Give the listing below again in full, exactly as written.

== Data for the task ==

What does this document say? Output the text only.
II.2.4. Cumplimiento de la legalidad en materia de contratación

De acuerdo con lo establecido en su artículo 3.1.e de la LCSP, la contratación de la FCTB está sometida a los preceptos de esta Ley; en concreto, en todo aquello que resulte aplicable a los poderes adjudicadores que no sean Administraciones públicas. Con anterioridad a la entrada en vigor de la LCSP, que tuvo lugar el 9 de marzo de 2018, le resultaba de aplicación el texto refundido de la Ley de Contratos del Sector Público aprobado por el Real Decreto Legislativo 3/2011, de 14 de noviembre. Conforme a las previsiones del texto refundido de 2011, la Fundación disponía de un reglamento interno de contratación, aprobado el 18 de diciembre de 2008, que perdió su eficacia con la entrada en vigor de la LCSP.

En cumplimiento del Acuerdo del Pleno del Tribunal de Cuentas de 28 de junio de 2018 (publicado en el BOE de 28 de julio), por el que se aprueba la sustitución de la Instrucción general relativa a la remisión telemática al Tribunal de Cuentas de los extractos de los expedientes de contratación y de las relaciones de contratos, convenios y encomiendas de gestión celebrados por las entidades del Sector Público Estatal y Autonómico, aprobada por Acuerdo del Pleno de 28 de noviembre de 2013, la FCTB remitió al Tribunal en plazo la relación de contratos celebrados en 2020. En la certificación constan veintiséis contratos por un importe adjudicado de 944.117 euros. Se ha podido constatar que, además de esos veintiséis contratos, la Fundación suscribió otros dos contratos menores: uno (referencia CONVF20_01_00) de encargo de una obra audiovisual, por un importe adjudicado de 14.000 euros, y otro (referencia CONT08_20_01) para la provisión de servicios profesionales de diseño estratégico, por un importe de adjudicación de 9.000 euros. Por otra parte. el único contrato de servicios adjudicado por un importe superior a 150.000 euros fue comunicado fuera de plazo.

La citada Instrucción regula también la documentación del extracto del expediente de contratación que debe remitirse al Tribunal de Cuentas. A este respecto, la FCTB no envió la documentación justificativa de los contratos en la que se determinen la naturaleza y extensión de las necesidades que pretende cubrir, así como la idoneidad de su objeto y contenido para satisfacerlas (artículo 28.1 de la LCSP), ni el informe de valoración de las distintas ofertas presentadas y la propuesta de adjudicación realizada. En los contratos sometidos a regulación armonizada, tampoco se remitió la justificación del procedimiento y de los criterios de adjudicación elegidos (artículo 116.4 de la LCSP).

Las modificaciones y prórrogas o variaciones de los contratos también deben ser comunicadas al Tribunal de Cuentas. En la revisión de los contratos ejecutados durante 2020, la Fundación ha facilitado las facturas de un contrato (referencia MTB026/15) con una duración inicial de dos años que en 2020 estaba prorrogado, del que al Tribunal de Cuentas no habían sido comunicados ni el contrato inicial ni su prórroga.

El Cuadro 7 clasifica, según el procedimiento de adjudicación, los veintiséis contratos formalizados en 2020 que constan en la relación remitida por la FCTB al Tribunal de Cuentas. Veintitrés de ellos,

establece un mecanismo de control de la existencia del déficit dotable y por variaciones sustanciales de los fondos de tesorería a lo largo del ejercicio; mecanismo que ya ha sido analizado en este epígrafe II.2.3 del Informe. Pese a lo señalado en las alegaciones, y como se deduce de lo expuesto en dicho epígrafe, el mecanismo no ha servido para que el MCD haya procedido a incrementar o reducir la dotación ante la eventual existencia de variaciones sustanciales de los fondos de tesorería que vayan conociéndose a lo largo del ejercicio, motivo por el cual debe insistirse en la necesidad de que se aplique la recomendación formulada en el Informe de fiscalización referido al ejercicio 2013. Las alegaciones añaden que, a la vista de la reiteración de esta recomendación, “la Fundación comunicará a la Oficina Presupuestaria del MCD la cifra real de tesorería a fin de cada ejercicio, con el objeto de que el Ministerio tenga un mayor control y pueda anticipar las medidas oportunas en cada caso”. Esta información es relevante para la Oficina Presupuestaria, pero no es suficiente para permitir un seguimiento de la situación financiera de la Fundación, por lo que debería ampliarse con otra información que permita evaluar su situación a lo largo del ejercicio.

===

▶ **Answer for the task**:
What does this document say? Output the text only.
II.2.4. Cumplimiento de la legalidad en materia de contratación

De acuerdo con lo establecido en su artículo 3.1.e de la LCSP, la contratación de la FCTB está sometida a los preceptos de esta Ley; en concreto, en todo aquello que resulte aplicable a los poderes adjudicadores que no sean Administraciones públicas. Con anterioridad a la entrada en vigor de la LCSP, que tuvo lugar el 9 de marzo de 2018, le resultaba de aplicación el texto refundido de la Ley de Contratos del Sector Público aprobado por el Real Decreto Legislativo 3/2011, de 14 de noviembre. Conforme a las previsiones del texto refundido de 2011, la Fundación disponía de un reglamento interno de contratación, aprobado el 18 de diciembre de 2008, que perdió su eficacia con la entrada en vigor de la LCSP.

En cumplimiento del Acuerdo del Pleno del Tribunal de Cuentas de 28 de junio de 2018 (publicado en el BOE de 28 de julio), por el que se aprueba la sustitución de la Instrucción general relativa a la remisión telemática al Tribunal de Cuentas de los extractos de los expedientes de contratación y de las relaciones de contratos, convenios y encomiendas de gestión celebrados por las entidades del Sector Público Estatal y Autonómico, aprobada por Acuerdo del Pleno de 28 de noviembre de 2013, la FCTB remitió al Tribunal en plazo la relación de contratos celebrados en 2020. En la certificación constan veintiséis contratos por un importe adjudicado de 944.117 euros. Se ha podido constatar que, además de esos veintiséis contratos, la Fundación suscribió otros dos contratos menores: uno (referencia CONVF20_01_00) de encargo de una obra audiovisual, por un importe adjudicado de 14.000 euros, y otro (referencia CONT08_20_01) para la provisión de servicios profesionales de diseño estratégico, por un importe de adjudicación de 9.000 euros. Por otra parte. el único contrato de servicios adjudicado por un importe superior a 150.000 euros fue comunicado fuera de plazo.

La citada Instrucción regula también la documentación del extracto del expediente de contratación que debe remitirse al Tribunal de Cuentas. A este respecto, la FCTB no envió la documentación justificativa de los contratos en la que se determinen la naturaleza y extensión de las necesidades que pretende cubrir, así como la idoneidad de su objeto y contenido para satisfacerlas (artículo 28.1 de la LCSP), ni el informe de valoración de las distintas ofertas presentadas y la propuesta de adjudicación realizada. En los contratos sometidos a regulación armonizada, tampoco se remitió la justificación del procedimiento y de los criterios de adjudicación elegidos (artículo 116.4 de la LCSP).

Las modificaciones y prórrogas o variaciones de los contratos también deben ser comunicadas al Tribunal de Cuentas. En la revisión de los contratos ejecutados durante 2020, la Fundación ha facilitado las facturas de un contrato (referencia MTB026/15) con una duración inicial de dos años que en 2020 estaba prorrogado, del que al Tribunal de Cuentas no habían sido comunicados ni el contrato inicial ni su prórroga.

El Cuadro 7 clasifica, según el procedimiento de adjudicación, los veintiséis contratos formalizados en 2020 que constan en la relación remitida por la FCTB al Tribunal de Cuentas. Veintitrés de ellos,

establece un mecanismo de control de la existencia del déficit dotable y por variaciones sustanciales de los fondos de tesorería a lo largo del ejercicio; mecanismo que ya ha sido analizado en este epígrafe II.2.3 del Informe. Pese a lo señalado en las alegaciones, y como se deduce de lo expuesto en dicho epígrafe, el mecanismo no ha servido para que el MCD haya procedido a incrementar o reducir la dotación ante la eventual existencia de variaciones sustanciales de los fondos de tesorería que vayan conociéndose a lo largo del ejercicio, motivo por el cual debe insistirse en la necesidad de que se aplique la recomendación formulada en el Informe de fiscalización referido al ejercicio 2013. Las alegaciones añaden que, a la vista de la reiteración de esta recomendación, “la Fundación comunicará a la Oficina Presupuestaria del MCD la cifra real de tesorería a fin de cada ejercicio, con el objeto de que el Ministerio tenga un mayor control y pueda anticipar las medidas oportunas en cada caso”. Esta información es relevante para la Oficina Presupuestaria, pero no es suficiente para permitir un seguimiento de la situación financiera de la Fundación, por lo que debería ampliarse con otra información que permita evaluar su situación a lo largo del ejercicio.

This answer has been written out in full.